== TASK OBJECTIVE ==
Send back the entries below exactly as they appear.

== EXCERPTED RECORDS ==
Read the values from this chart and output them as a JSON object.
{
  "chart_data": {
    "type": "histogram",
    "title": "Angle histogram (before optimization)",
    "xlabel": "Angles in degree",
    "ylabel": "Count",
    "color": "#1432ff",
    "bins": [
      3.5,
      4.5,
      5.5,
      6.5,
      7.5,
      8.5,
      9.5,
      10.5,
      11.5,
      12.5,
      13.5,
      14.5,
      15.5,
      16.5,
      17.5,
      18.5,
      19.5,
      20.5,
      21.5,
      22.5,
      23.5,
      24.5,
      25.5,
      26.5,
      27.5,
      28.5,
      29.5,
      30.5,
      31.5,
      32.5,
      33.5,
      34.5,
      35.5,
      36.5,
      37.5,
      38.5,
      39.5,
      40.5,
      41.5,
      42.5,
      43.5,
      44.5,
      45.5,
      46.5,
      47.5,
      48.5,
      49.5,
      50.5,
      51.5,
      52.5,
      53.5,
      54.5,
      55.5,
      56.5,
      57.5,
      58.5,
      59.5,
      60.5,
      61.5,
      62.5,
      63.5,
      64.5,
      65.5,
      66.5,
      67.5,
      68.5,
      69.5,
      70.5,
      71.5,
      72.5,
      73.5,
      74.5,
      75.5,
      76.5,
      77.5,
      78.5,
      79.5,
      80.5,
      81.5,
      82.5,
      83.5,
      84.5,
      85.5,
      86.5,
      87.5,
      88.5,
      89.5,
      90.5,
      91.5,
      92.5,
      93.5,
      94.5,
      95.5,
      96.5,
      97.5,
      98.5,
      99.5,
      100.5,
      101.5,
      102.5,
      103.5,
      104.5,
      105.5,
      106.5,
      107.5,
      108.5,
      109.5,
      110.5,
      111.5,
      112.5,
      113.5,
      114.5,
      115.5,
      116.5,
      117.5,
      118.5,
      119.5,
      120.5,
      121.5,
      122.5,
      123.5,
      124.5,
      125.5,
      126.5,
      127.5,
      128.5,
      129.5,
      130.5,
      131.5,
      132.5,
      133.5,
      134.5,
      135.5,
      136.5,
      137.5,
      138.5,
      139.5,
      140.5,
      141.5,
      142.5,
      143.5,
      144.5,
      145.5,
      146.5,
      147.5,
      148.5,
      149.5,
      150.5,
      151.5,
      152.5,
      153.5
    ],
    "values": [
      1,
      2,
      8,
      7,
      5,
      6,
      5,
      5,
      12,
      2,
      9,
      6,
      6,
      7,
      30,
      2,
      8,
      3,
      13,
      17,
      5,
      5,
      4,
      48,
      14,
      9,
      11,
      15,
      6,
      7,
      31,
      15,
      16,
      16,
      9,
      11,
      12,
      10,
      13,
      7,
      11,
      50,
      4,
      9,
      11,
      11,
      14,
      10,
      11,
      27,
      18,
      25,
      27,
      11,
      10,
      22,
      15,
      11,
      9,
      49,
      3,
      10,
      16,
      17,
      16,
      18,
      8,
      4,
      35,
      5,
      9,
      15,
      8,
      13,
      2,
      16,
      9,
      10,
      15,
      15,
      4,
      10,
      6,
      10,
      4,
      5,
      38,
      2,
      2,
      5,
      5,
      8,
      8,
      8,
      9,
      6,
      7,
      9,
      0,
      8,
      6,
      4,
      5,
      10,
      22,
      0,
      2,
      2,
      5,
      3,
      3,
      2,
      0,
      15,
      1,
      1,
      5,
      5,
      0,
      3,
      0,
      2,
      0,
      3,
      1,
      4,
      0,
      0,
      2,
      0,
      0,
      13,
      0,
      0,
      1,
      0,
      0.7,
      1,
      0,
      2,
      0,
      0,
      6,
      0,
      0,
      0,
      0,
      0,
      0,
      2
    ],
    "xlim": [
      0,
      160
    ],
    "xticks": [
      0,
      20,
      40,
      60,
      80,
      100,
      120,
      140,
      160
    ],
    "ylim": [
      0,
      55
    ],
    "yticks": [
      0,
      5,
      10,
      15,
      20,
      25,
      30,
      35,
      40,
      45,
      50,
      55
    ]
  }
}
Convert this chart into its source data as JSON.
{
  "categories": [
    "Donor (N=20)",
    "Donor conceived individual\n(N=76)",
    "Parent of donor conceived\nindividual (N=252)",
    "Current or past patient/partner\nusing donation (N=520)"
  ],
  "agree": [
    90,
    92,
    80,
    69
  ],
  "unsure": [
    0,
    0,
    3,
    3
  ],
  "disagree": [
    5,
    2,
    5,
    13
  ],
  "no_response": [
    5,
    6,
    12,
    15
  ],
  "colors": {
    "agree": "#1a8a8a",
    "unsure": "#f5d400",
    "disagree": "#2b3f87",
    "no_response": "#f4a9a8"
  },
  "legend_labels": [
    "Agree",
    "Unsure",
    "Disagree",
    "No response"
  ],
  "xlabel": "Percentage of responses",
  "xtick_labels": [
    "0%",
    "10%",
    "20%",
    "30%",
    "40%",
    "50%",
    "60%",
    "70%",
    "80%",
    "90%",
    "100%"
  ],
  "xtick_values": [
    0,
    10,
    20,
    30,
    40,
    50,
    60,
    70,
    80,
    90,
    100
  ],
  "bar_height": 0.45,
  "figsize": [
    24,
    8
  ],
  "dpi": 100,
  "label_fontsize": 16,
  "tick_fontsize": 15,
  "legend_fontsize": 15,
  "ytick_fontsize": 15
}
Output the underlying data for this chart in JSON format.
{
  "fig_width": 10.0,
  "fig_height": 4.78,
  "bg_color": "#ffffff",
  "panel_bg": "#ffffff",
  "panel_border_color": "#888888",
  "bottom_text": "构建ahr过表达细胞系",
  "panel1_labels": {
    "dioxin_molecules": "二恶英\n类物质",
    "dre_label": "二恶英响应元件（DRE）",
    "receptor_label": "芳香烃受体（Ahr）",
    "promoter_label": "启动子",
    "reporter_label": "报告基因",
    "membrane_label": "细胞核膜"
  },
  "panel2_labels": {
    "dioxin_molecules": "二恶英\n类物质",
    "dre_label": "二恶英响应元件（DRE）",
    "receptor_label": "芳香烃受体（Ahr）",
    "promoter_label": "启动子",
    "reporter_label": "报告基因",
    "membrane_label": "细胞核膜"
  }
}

== TASK OUTPUT ==
Read the values from this chart and output them as a JSON object.
{
  "chart_data": {
    "type": "histogram",
    "title": "Angle histogram (before optimization)",
    "xlabel": "Angles in degree",
    "ylabel": "Count",
    "color": "#1432ff",
    "bins": [
      3.5,
      4.5,
      5.5,
      6.5,
      7.5,
      8.5,
      9.5,
      10.5,
      11.5,
      12.5,
      13.5,
      14.5,
      15.5,
      16.5,
      17.5,
      18.5,
      19.5,
      20.5,
      21.5,
      22.5,
      23.5,
      24.5,
      25.5,
      26.5,
      27.5,
      28.5,
      29.5,
      30.5,
      31.5,
      32.5,
      33.5,
      34.5,
      35.5,
      36.5,
      37.5,
      38.5,
      39.5,
      40.5,
      41.5,
      42.5,
      43.5,
      44.5,
      45.5,
      46.5,
      47.5,
      48.5,
      49.5,
      50.5,
      51.5,
      52.5,
      53.5,
      54.5,
      55.5,
      56.5,
      57.5,
      58.5,
      59.5,
      60.5,
      61.5,
      62.5,
      63.5,
      64.5,
      65.5,
      66.5,
      67.5,
      68.5,
      69.5,
      70.5,
      71.5,
      72.5,
      73.5,
      74.5,
      75.5,
      76.5,
      77.5,
      78.5,
      79.5,
      80.5,
      81.5,
      82.5,
      83.5,
      84.5,
      85.5,
      86.5,
      87.5,
      88.5,
      89.5,
      90.5,
      91.5,
      92.5,
      93.5,
      94.5,
      95.5,
      96.5,
      97.5,
      98.5,
      99.5,
      100.5,
      101.5,
      102.5,
      103.5,
      104.5,
      105.5,
      106.5,
      107.5,
      108.5,
      109.5,
      110.5,
      111.5,
      112.5,
      113.5,
      114.5,
      115.5,
      116.5,
      117.5,
      118.5,
      119.5,
      120.5,
      121.5,
      122.5,
      123.5,
      124.5,
      125.5,
      126.5,
      127.5,
      128.5,
      129.5,
      130.5,
      131.5,
      132.5,
      133.5,
      134.5,
      135.5,
      136.5,
      137.5,
      138.5,
      139.5,
      140.5,
      141.5,
      142.5,
      143.5,
      144.5,
      145.5,
      146.5,
      147.5,
      148.5,
      149.5,
      150.5,
      151.5,
      152.5,
      153.5
    ],
    "values": [
      1,
      2,
      8,
      7,
      5,
      6,
      5,
      5,
      12,
      2,
      9,
      6,
      6,
      7,
      30,
      2,
      8,
      3,
      13,
      17,
      5,
      5,
      4,
      48,
      14,
      9,
      11,
      15,
      6,
      7,
      31,
      15,
      16,
      16,
      9,
      11,
      12,
      10,
      13,
      7,
      11,
      50,
      4,
      9,
      11,
      11,
      14,
      10,
      11,
      27,
      18,
      25,
      27,
      11,
      10,
      22,
      15,
      11,
      9,
      49,
      3,
      10,
      16,
      17,
      16,
      18,
      8,
      4,
      35,
      5,
      9,
      15,
      8,
      13,
      2,
      16,
      9,
      10,
      15,
      15,
      4,
      10,
      6,
      10,
      4,
      5,
      38,
      2,
      2,
      5,
      5,
      8,
      8,
      8,
      9,
      6,
      7,
      9,
      0,
      8,
      6,
      4,
      5,
      10,
      22,
      0,
      2,
      2,
      5,
      3,
      3,
      2,
      0,
      15,
      1,
      1,
      5,
      5,
      0,
      3,
      0,
      2,
      0,
      3,
      1,
      4,
      0,
      0,
      2,
      0,
      0,
      13,
      0,
      0,
      1,
      0,
      0.7,
      1,
      0,
      2,
      0,
      0,
      6,
      0,
      0,
      0,
      0,
      0,
      0,
      2
    ],
    "xlim": [
      0,
      160
    ],
    "xticks": [
      0,
      20,
      40,
      60,
      80,
      100,
      120,
      140,
      160
    ],
    "ylim": [
      0,
      55
    ],
    "yticks": [
      0,
      5,
      10,
      15,
      20,
      25,
      30,
      35,
      40,
      45,
      50,
      55
    ]
  }
}
Convert this chart into its source data as JSON.
{
  "categories": [
    "Donor (N=20)",
    "Donor conceived individual\n(N=76)",
    "Parent of donor conceived\nindividual (N=252)",
    "Current or past patient/partner\nusing donation (N=520)"
  ],
  "agree": [
    90,
    92,
    80,
    69
  ],
  "unsure": [
    0,
    0,
    3,
    3
  ],
  "disagree": [
    5,
    2,
    5,
    13
  ],
  "no_response": [
    5,
    6,
    12,
    15
  ],
  "colors": {
    "agree": "#1a8a8a",
    "unsure": "#f5d400",
    "disagree": "#2b3f87",
    "no_response": "#f4a9a8"
  },
  "legend_labels": [
    "Agree",
    "Unsure",
    "Disagree",
    "No response"
  ],
  "xlabel": "Percentage of responses",
  "xtick_labels": [
    "0%",
    "10%",
    "20%",
    "30%",
    "40%",
    "50%",
    "60%",
    "70%",
    "80%",
    "90%",
    "100%"
  ],
  "xtick_values": [
    0,
    10,
    20,
    30,
    40,
    50,
    60,
    70,
    80,
    90,
    100
  ],
  "bar_height": 0.45,
  "figsize": [
    24,
    8
  ],
  "dpi": 100,
  "label_fontsize": 16,
  "tick_fontsize": 15,
  "legend_fontsize": 15,
  "ytick_fontsize": 15
}
Output the underlying data for this chart in JSON format.
{
  "fig_width": 10.0,
  "fig_height": 4.78,
  "bg_color": "#ffffff",
  "panel_bg": "#ffffff",
  "panel_border_color": "#888888",
  "bottom_text": "构建ahr过表达细胞系",
  "panel1_labels": {
    "dioxin_molecules": "二恶英\n类物质",
    "dre_label": "二恶英响应元件（DRE）",
    "receptor_label": "芳香烃受体（Ahr）",
    "promoter_label": "启动子",
    "reporter_label": "报告基因",
    "membrane_label": "细胞核膜"
  },
  "panel2_labels": {
    "dioxin_molecules": "二恶英\n类物质",
    "dre_label": "二恶英响应元件（DRE）",
    "receptor_label": "芳香烃受体（Ahr）",
    "promoter_label": "启动子",
    "reporter_label": "报告基因",
    "membrane_label": "细胞核膜"
  }
}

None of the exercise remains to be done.